- **TASK TO COMPLETE**
Count lines holding the word "name". Only the number is wanted.
-=-=-
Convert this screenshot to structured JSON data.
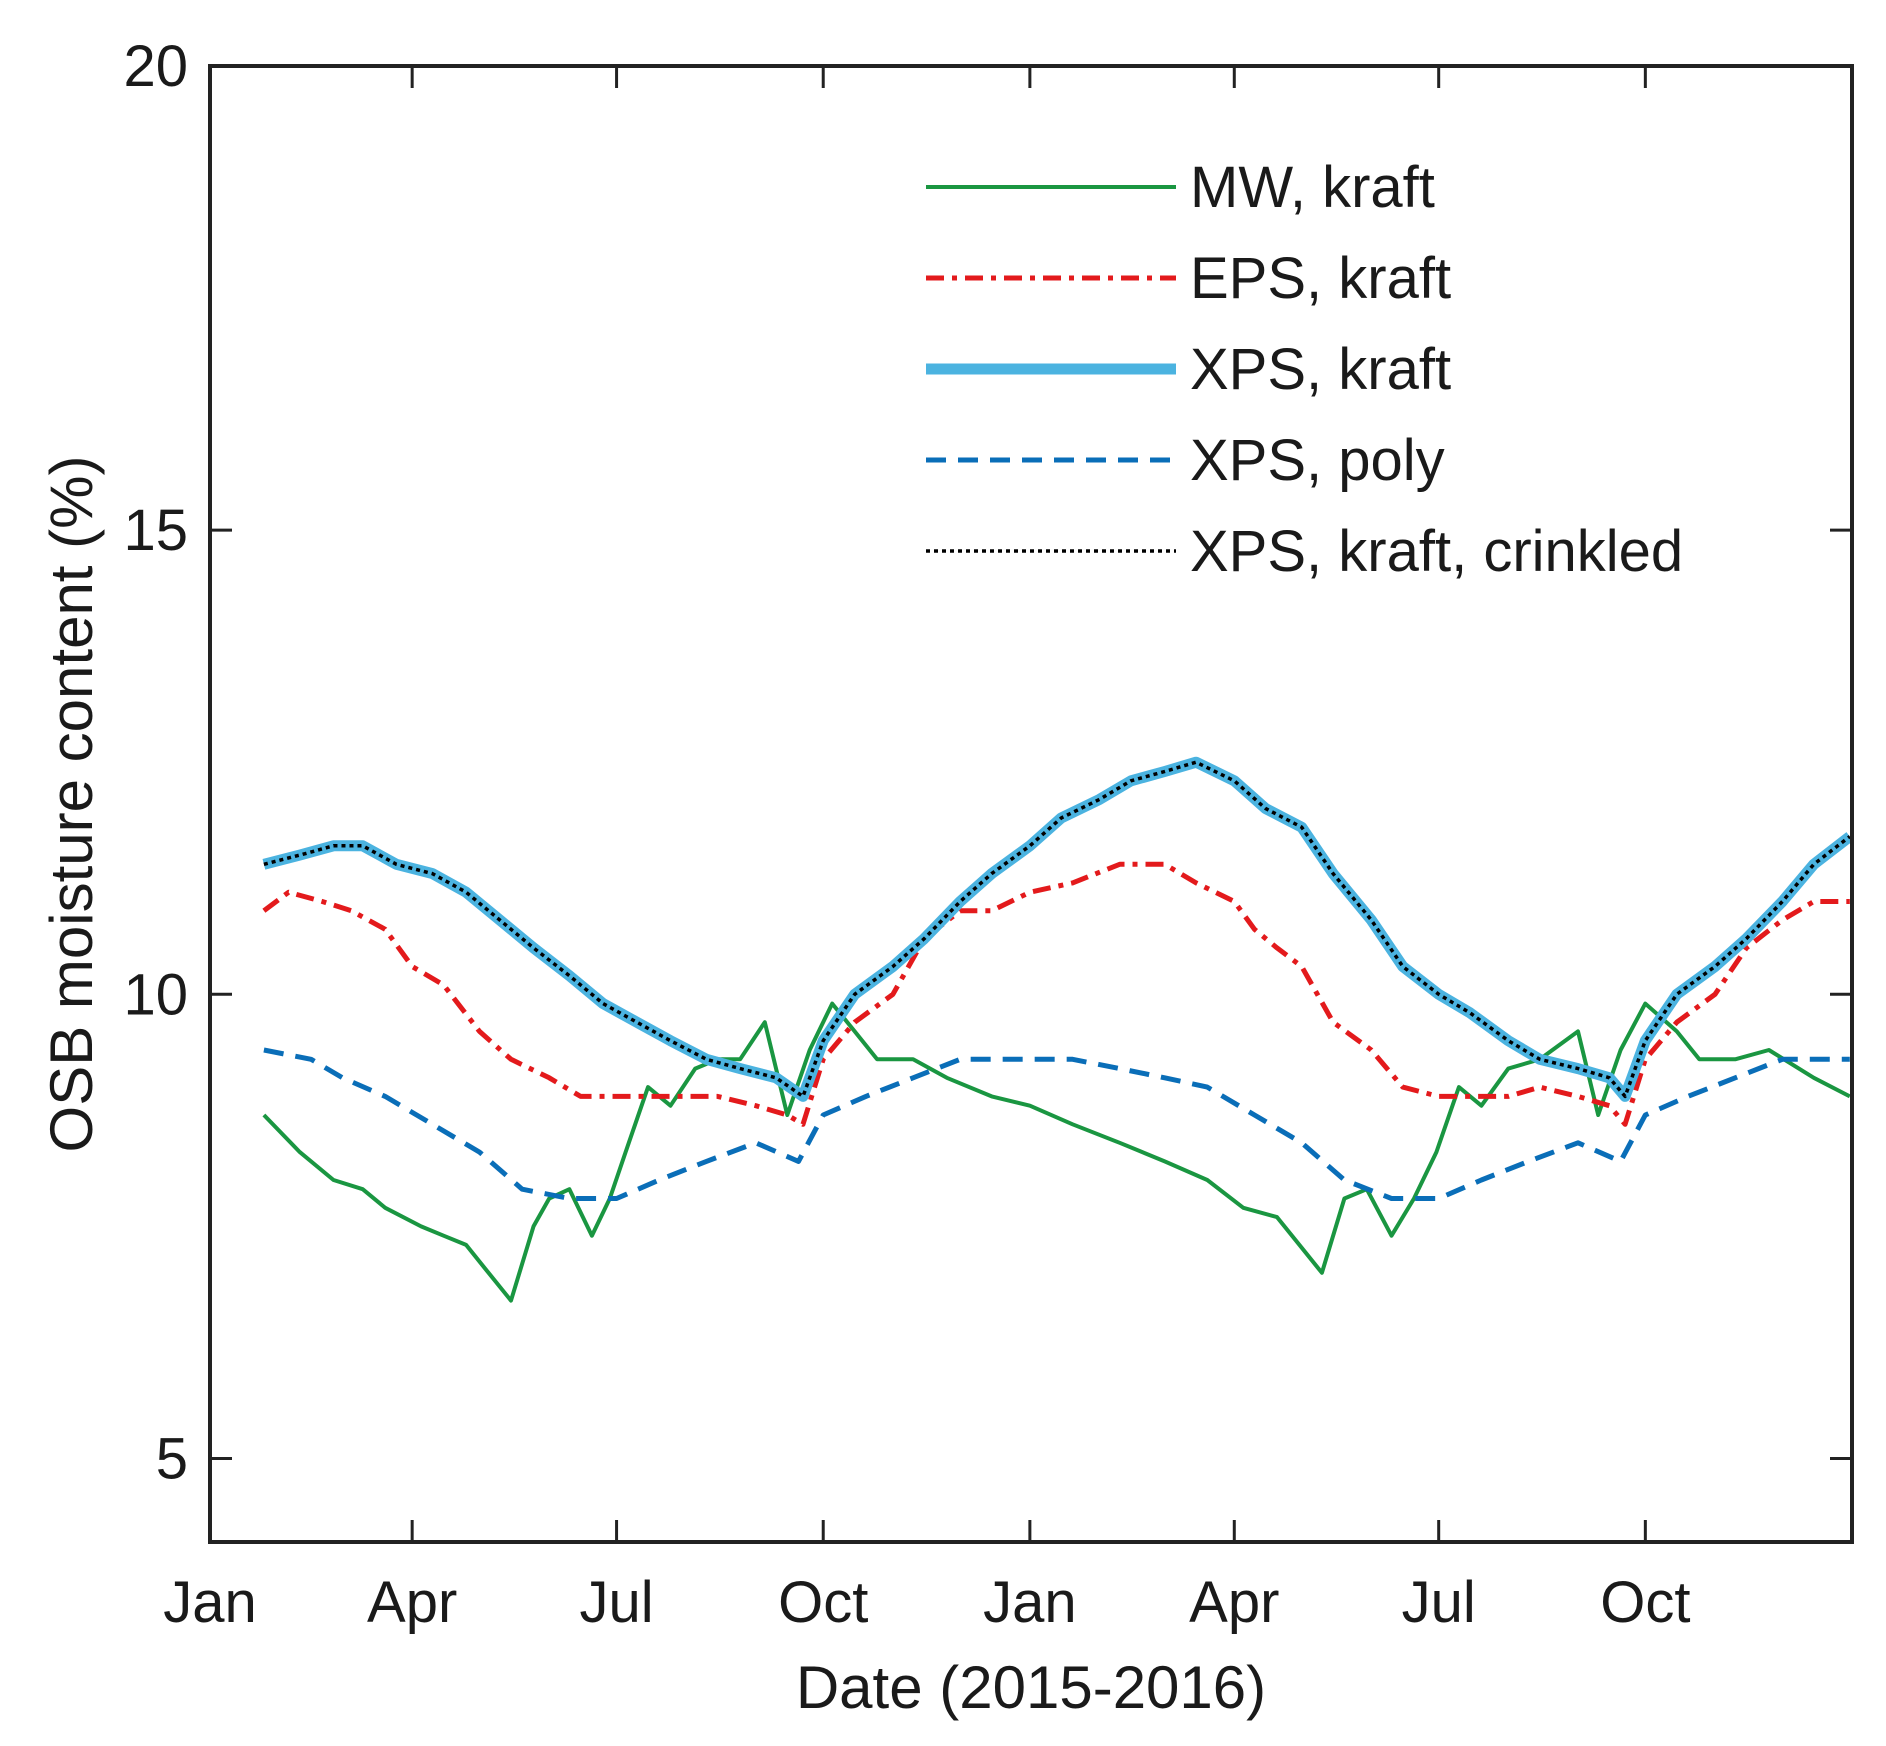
{
  "chart_data": {
    "type": "line",
    "xlabel": "Date (2015-2016)",
    "ylabel": "OSB moisture content (%)",
    "xlim": [
      "2015-01-01",
      "2016-12-31"
    ],
    "ylim": [
      4.1,
      20
    ],
    "x_ticks": [
      {
        "date": "2015-01-01",
        "label": "Jan"
      },
      {
        "date": "2015-04-01",
        "label": "Apr"
      },
      {
        "date": "2015-07-01",
        "label": "Jul"
      },
      {
        "date": "2015-10-01",
        "label": "Oct"
      },
      {
        "date": "2016-01-01",
        "label": "Jan"
      },
      {
        "date": "2016-04-01",
        "label": "Apr"
      },
      {
        "date": "2016-07-01",
        "label": "Jul"
      },
      {
        "date": "2016-10-01",
        "label": "Oct"
      }
    ],
    "y_ticks": [
      {
        "value": 5,
        "label": "5"
      },
      {
        "value": 10,
        "label": "10"
      },
      {
        "value": 15,
        "label": "15"
      },
      {
        "value": 20,
        "label": "20"
      }
    ],
    "grid": false,
    "legend_position": "top-right",
    "series": [
      {
        "name": "MW, kraft",
        "color": "#1a9641",
        "style": "solid",
        "x": [
          "2015-01-25",
          "2015-02-10",
          "2015-02-25",
          "2015-03-10",
          "2015-03-20",
          "2015-04-05",
          "2015-04-15",
          "2015-04-25",
          "2015-05-05",
          "2015-05-15",
          "2015-05-25",
          "2015-06-01",
          "2015-06-10",
          "2015-06-20",
          "2015-06-28",
          "2015-07-05",
          "2015-07-15",
          "2015-07-25",
          "2015-08-05",
          "2015-08-15",
          "2015-08-25",
          "2015-09-05",
          "2015-09-15",
          "2015-09-25",
          "2015-10-05",
          "2015-10-15",
          "2015-10-25",
          "2015-11-10",
          "2015-11-25",
          "2015-12-15",
          "2016-01-01",
          "2016-01-20",
          "2016-02-10",
          "2016-03-01",
          "2016-03-20",
          "2016-04-05",
          "2016-04-20",
          "2016-04-30",
          "2016-05-10",
          "2016-05-20",
          "2016-05-30",
          "2016-06-10",
          "2016-06-20",
          "2016-06-30",
          "2016-07-10",
          "2016-07-20",
          "2016-08-01",
          "2016-08-15",
          "2016-09-01",
          "2016-09-10",
          "2016-09-20",
          "2016-10-01",
          "2016-10-15",
          "2016-10-25",
          "2016-11-10",
          "2016-11-25",
          "2016-12-15",
          "2016-12-31"
        ],
        "values": [
          8.7,
          8.3,
          8.0,
          7.9,
          7.7,
          7.5,
          7.4,
          7.3,
          7.0,
          6.7,
          7.5,
          7.8,
          7.9,
          7.4,
          7.8,
          8.3,
          9.0,
          8.8,
          9.2,
          9.3,
          9.3,
          9.7,
          8.7,
          9.4,
          9.9,
          9.6,
          9.3,
          9.3,
          9.1,
          8.9,
          8.8,
          8.6,
          8.4,
          8.2,
          8.0,
          7.7,
          7.6,
          7.3,
          7.0,
          7.8,
          7.9,
          7.4,
          7.8,
          8.3,
          9.0,
          8.8,
          9.2,
          9.3,
          9.6,
          8.7,
          9.4,
          9.9,
          9.6,
          9.3,
          9.3,
          9.4,
          9.1,
          8.9
        ]
      },
      {
        "name": "EPS, kraft",
        "color": "#e31a1c",
        "style": "dashdot",
        "x": [
          "2015-01-25",
          "2015-02-05",
          "2015-02-20",
          "2015-03-05",
          "2015-03-20",
          "2015-04-01",
          "2015-04-15",
          "2015-05-01",
          "2015-05-15",
          "2015-06-01",
          "2015-06-15",
          "2015-07-01",
          "2015-07-15",
          "2015-08-01",
          "2015-08-15",
          "2015-09-01",
          "2015-09-15",
          "2015-09-22",
          "2015-10-01",
          "2015-10-15",
          "2015-11-01",
          "2015-11-15",
          "2015-12-01",
          "2015-12-15",
          "2016-01-01",
          "2016-01-20",
          "2016-02-10",
          "2016-03-01",
          "2016-03-15",
          "2016-04-01",
          "2016-04-10",
          "2016-04-20",
          "2016-05-01",
          "2016-05-15",
          "2016-06-01",
          "2016-06-15",
          "2016-07-01",
          "2016-07-15",
          "2016-08-01",
          "2016-08-15",
          "2016-09-01",
          "2016-09-15",
          "2016-09-22",
          "2016-10-01",
          "2016-10-15",
          "2016-11-01",
          "2016-11-15",
          "2016-12-01",
          "2016-12-15",
          "2016-12-31"
        ],
        "values": [
          10.9,
          11.1,
          11.0,
          10.9,
          10.7,
          10.3,
          10.1,
          9.6,
          9.3,
          9.1,
          8.9,
          8.9,
          8.9,
          8.9,
          8.9,
          8.8,
          8.7,
          8.6,
          9.3,
          9.7,
          10.0,
          10.6,
          10.9,
          10.9,
          11.1,
          11.2,
          11.4,
          11.4,
          11.2,
          11.0,
          10.7,
          10.5,
          10.3,
          9.7,
          9.4,
          9.0,
          8.9,
          8.9,
          8.9,
          9.0,
          8.9,
          8.8,
          8.6,
          9.3,
          9.7,
          10.0,
          10.5,
          10.8,
          11.0,
          11.0
        ]
      },
      {
        "name": "XPS, kraft",
        "color": "#4bb3e0",
        "style": "thick",
        "x": [
          "2015-01-25",
          "2015-02-10",
          "2015-02-25",
          "2015-03-10",
          "2015-03-25",
          "2015-04-10",
          "2015-04-25",
          "2015-05-10",
          "2015-05-25",
          "2015-06-10",
          "2015-06-25",
          "2015-07-10",
          "2015-07-25",
          "2015-08-10",
          "2015-08-25",
          "2015-09-10",
          "2015-09-22",
          "2015-10-01",
          "2015-10-15",
          "2015-11-01",
          "2015-11-15",
          "2015-12-01",
          "2015-12-15",
          "2016-01-01",
          "2016-01-15",
          "2016-02-01",
          "2016-02-15",
          "2016-03-01",
          "2016-03-15",
          "2016-04-01",
          "2016-04-15",
          "2016-05-01",
          "2016-05-15",
          "2016-06-01",
          "2016-06-15",
          "2016-07-01",
          "2016-07-15",
          "2016-08-01",
          "2016-08-15",
          "2016-09-01",
          "2016-09-15",
          "2016-09-22",
          "2016-10-01",
          "2016-10-15",
          "2016-11-01",
          "2016-11-15",
          "2016-12-01",
          "2016-12-15",
          "2016-12-31"
        ],
        "values": [
          11.4,
          11.5,
          11.6,
          11.6,
          11.4,
          11.3,
          11.1,
          10.8,
          10.5,
          10.2,
          9.9,
          9.7,
          9.5,
          9.3,
          9.2,
          9.1,
          8.9,
          9.5,
          10.0,
          10.3,
          10.6,
          11.0,
          11.3,
          11.6,
          11.9,
          12.1,
          12.3,
          12.4,
          12.5,
          12.3,
          12.0,
          11.8,
          11.3,
          10.8,
          10.3,
          10.0,
          9.8,
          9.5,
          9.3,
          9.2,
          9.1,
          8.9,
          9.5,
          10.0,
          10.3,
          10.6,
          11.0,
          11.4,
          11.7
        ]
      },
      {
        "name": "XPS, poly",
        "color": "#0a6eb8",
        "style": "dashed",
        "x": [
          "2015-01-25",
          "2015-02-15",
          "2015-03-01",
          "2015-03-20",
          "2015-04-10",
          "2015-05-01",
          "2015-05-20",
          "2015-06-10",
          "2015-07-01",
          "2015-07-20",
          "2015-08-10",
          "2015-09-01",
          "2015-09-20",
          "2015-10-01",
          "2015-10-20",
          "2015-11-10",
          "2015-12-01",
          "2016-01-01",
          "2016-01-20",
          "2016-02-10",
          "2016-03-01",
          "2016-03-20",
          "2016-04-10",
          "2016-05-01",
          "2016-05-20",
          "2016-06-10",
          "2016-07-01",
          "2016-07-20",
          "2016-08-10",
          "2016-09-01",
          "2016-09-20",
          "2016-10-01",
          "2016-10-20",
          "2016-11-10",
          "2016-12-01",
          "2016-12-31"
        ],
        "values": [
          9.4,
          9.3,
          9.1,
          8.9,
          8.6,
          8.3,
          7.9,
          7.8,
          7.8,
          8.0,
          8.2,
          8.4,
          8.2,
          8.7,
          8.9,
          9.1,
          9.3,
          9.3,
          9.3,
          9.2,
          9.1,
          9.0,
          8.7,
          8.4,
          8.0,
          7.8,
          7.8,
          8.0,
          8.2,
          8.4,
          8.2,
          8.7,
          8.9,
          9.1,
          9.3,
          9.3
        ]
      },
      {
        "name": "XPS, kraft, crinkled",
        "color": "#000000",
        "style": "dotted",
        "x": [
          "2015-01-25",
          "2015-02-10",
          "2015-02-25",
          "2015-03-10",
          "2015-03-25",
          "2015-04-10",
          "2015-04-25",
          "2015-05-10",
          "2015-05-25",
          "2015-06-10",
          "2015-06-25",
          "2015-07-10",
          "2015-07-25",
          "2015-08-10",
          "2015-08-25",
          "2015-09-10",
          "2015-09-22",
          "2015-10-01",
          "2015-10-15",
          "2015-11-01",
          "2015-11-15",
          "2015-12-01",
          "2015-12-15",
          "2016-01-01",
          "2016-01-15",
          "2016-02-01",
          "2016-02-15",
          "2016-03-01",
          "2016-03-15",
          "2016-04-01",
          "2016-04-15",
          "2016-05-01",
          "2016-05-15",
          "2016-06-01",
          "2016-06-15",
          "2016-07-01",
          "2016-07-15",
          "2016-08-01",
          "2016-08-15",
          "2016-09-01",
          "2016-09-15",
          "2016-09-22",
          "2016-10-01",
          "2016-10-15",
          "2016-11-01",
          "2016-11-15",
          "2016-12-01",
          "2016-12-15",
          "2016-12-31"
        ],
        "values": [
          11.4,
          11.5,
          11.6,
          11.6,
          11.4,
          11.3,
          11.1,
          10.8,
          10.5,
          10.2,
          9.9,
          9.7,
          9.5,
          9.3,
          9.2,
          9.1,
          8.9,
          9.5,
          10.0,
          10.3,
          10.6,
          11.0,
          11.3,
          11.6,
          11.9,
          12.1,
          12.3,
          12.4,
          12.5,
          12.3,
          12.0,
          11.8,
          11.3,
          10.8,
          10.3,
          10.0,
          9.8,
          9.5,
          9.3,
          9.2,
          9.1,
          8.9,
          9.5,
          10.0,
          10.3,
          10.6,
          11.0,
          11.4,
          11.7
        ]
      }
    ]
  }
}
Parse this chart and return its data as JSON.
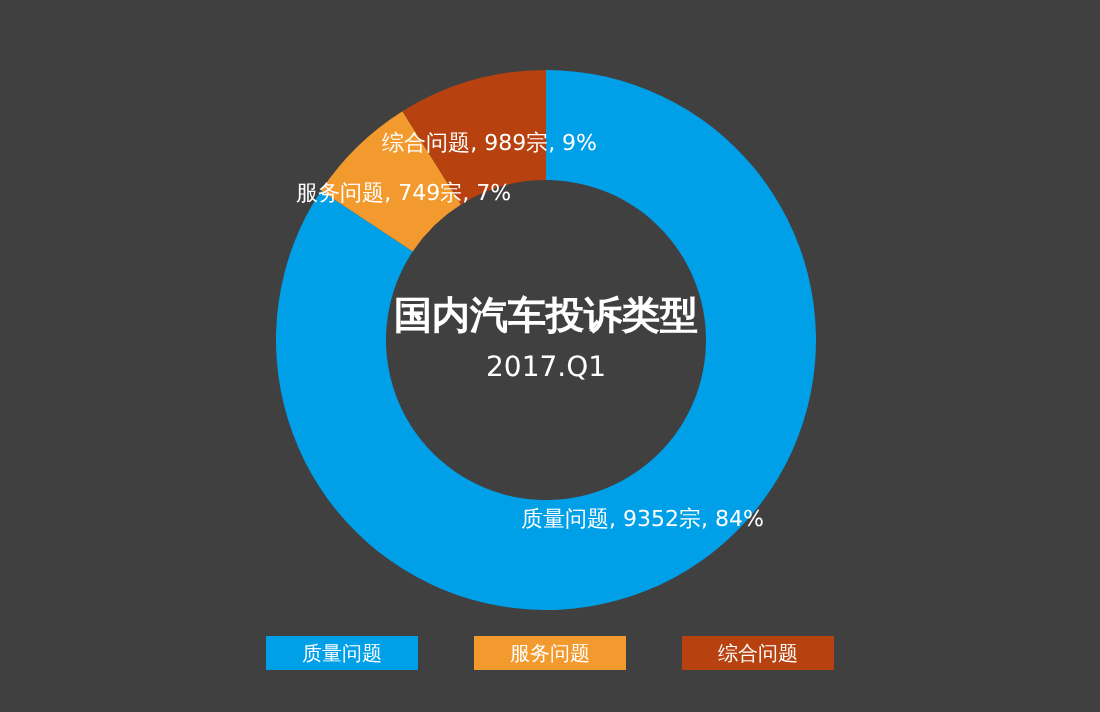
{
  "chart_data": {
    "type": "donut",
    "title": "国内汽车投诉类型",
    "subtitle": "2017.Q1",
    "categories": [
      "质量问题",
      "服务问题",
      "综合问题"
    ],
    "values": [
      9352,
      749,
      989
    ],
    "value_labels": [
      "质量问题, 9352宗, 84%",
      "服务问题, 749宗, 7%",
      "综合问题, 989宗, 9%"
    ],
    "colors": [
      "#00a0e9",
      "#f39a2e",
      "#b7420f"
    ],
    "legend": "bottom"
  }
}
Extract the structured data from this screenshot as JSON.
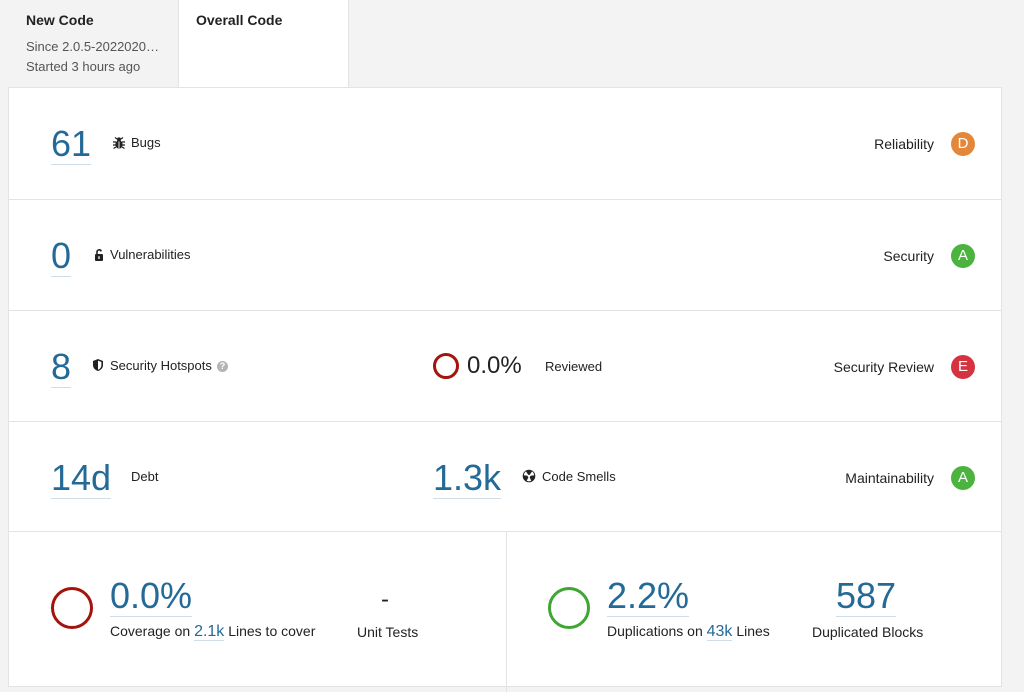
-=-=-
- **THE OUTPUT**
5